Element position data

■ ■ ■ ■

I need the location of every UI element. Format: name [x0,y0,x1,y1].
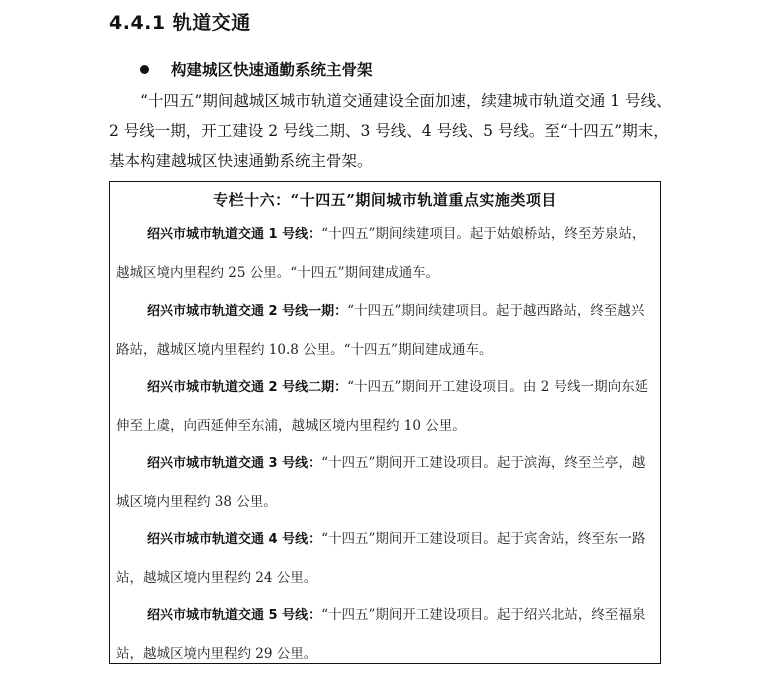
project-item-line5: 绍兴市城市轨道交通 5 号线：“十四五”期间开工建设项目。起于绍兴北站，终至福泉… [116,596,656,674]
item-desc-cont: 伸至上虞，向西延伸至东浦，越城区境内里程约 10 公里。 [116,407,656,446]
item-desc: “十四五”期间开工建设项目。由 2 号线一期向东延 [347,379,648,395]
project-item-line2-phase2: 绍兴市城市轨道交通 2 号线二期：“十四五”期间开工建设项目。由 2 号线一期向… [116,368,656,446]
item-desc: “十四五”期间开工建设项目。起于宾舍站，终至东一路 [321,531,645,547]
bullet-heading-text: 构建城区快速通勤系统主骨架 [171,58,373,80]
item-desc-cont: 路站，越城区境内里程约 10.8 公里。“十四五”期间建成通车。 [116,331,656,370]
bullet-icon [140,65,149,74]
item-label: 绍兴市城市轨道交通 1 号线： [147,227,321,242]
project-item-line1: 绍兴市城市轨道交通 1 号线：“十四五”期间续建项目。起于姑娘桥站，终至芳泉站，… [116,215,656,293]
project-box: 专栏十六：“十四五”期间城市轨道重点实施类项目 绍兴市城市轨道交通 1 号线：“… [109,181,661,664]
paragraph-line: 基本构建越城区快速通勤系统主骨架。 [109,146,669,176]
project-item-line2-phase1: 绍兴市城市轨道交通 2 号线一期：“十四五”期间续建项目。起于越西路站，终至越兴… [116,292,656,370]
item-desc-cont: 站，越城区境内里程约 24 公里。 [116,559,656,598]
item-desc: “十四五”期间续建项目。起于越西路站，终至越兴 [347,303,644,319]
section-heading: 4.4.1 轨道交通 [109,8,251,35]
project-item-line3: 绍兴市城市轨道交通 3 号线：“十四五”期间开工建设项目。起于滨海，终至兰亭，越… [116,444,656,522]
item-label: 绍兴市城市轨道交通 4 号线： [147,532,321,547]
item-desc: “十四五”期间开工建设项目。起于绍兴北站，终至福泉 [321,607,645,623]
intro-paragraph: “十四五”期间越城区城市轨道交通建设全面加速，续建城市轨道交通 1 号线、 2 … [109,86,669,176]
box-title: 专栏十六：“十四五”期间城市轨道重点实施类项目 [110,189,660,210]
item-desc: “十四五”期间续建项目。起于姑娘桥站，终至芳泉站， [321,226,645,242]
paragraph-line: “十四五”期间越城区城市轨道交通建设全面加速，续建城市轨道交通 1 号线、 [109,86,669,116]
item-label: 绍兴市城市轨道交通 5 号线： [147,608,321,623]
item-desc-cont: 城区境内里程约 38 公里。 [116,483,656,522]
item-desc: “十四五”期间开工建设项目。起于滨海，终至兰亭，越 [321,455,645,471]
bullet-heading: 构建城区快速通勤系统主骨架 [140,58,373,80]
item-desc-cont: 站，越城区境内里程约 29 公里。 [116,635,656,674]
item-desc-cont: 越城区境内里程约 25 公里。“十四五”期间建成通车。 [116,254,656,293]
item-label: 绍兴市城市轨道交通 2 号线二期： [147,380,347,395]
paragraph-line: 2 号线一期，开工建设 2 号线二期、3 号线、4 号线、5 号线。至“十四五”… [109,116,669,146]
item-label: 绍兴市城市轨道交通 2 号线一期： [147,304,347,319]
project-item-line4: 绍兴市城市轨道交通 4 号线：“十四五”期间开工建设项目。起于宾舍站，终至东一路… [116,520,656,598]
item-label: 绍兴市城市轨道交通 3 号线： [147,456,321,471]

■ ■ ■ ■

**Challenge**
Could you put every line of the data above into a JSON list of strings, one string per line, with blank lines and pictures left out?

**Result**
[
  "I need the location of every UI element. Format: name [x0,y0,x1,y1].",
  "project-item-line5: 绍兴市城市轨道交通 5 号线：“十四五”期间开工建设项目。起于绍兴北站，终至福泉… [116,596,656,674]",
  "item-desc-cont: 伸至上虞，向西延伸至东浦，越城区境内里程约 10 公里。 [116,407,656,446]",
  "item-desc: “十四五”期间开工建设项目。由 2 号线一期向东延 [347,379,648,395]",
  "project-item-line2-phase2: 绍兴市城市轨道交通 2 号线二期：“十四五”期间开工建设项目。由 2 号线一期向… [116,368,656,446]",
  "item-desc: “十四五”期间开工建设项目。起于宾舍站，终至东一路 [321,531,645,547]",
  "bullet-heading-text: 构建城区快速通勤系统主骨架 [171,58,373,80]",
  "item-desc-cont: 路站，越城区境内里程约 10.8 公里。“十四五”期间建成通车。 [116,331,656,370]",
  "bullet-icon [140,65,149,74]",
  "item-label: 绍兴市城市轨道交通 1 号线： [147,227,321,242]",
  "project-item-line1: 绍兴市城市轨道交通 1 号线：“十四五”期间续建项目。起于姑娘桥站，终至芳泉站，… [116,215,656,293]",
  "project-box: 专栏十六：“十四五”期间城市轨道重点实施类项目 绍兴市城市轨道交通 1 号线：“… [109,181,661,664]",
  "paragraph-line: 基本构建越城区快速通勤系统主骨架。 [109,146,669,176]",
  "project-item-line2-phase1: 绍兴市城市轨道交通 2 号线一期：“十四五”期间续建项目。起于越西路站，终至越兴… [116,292,656,370]",
  "item-desc-cont: 站，越城区境内里程约 24 公里。 [116,559,656,598]",
  "item-desc: “十四五”期间续建项目。起于越西路站，终至越兴 [347,303,644,319]",
  "section-heading: 4.4.1 轨道交通 [109,8,251,35]",
  "project-item-line3: 绍兴市城市轨道交通 3 号线：“十四五”期间开工建设项目。起于滨海，终至兰亭，越… [116,444,656,522]",
  "item-label: 绍兴市城市轨道交通 4 号线： [147,532,321,547]",
  "item-desc: “十四五”期间开工建设项目。起于绍兴北站，终至福泉 [321,607,645,623]",
  "intro-paragraph: “十四五”期间越城区城市轨道交通建设全面加速，续建城市轨道交通 1 号线、 2 … [109,86,669,176]",
  "box-title: 专栏十六：“十四五”期间城市轨道重点实施类项目 [110,189,660,210]",
  "item-desc: “十四五”期间续建项目。起于姑娘桥站，终至芳泉站， [321,226,645,242]",
  "paragraph-line: “十四五”期间越城区城市轨道交通建设全面加速，续建城市轨道交通 1 号线、 [109,86,669,116]",
  "item-label: 绍兴市城市轨道交通 5 号线： [147,608,321,623]",
  "item-desc-cont: 城区境内里程约 38 公里。 [116,483,656,522]",
  "item-desc: “十四五”期间开工建设项目。起于滨海，终至兰亭，越 [321,455,645,471]",
  "bullet-heading: 构建城区快速通勤系统主骨架 [140,58,373,80]",
  "item-desc-cont: 站，越城区境内里程约 29 公里。 [116,635,656,674]",
  "item-desc-cont: 越城区境内里程约 25 公里。“十四五”期间建成通车。 [116,254,656,293]",
  "item-label: 绍兴市城市轨道交通 2 号线二期： [147,380,347,395]",
  "paragraph-line: 2 号线一期，开工建设 2 号线二期、3 号线、4 号线、5 号线。至“十四五”… [109,116,669,146]",
  "item-label: 绍兴市城市轨道交通 2 号线一期： [147,304,347,319]",
  "project-item-line4: 绍兴市城市轨道交通 4 号线：“十四五”期间开工建设项目。起于宾舍站，终至东一路… [116,520,656,598]",
  "item-label: 绍兴市城市轨道交通 3 号线： [147,456,321,471]"
]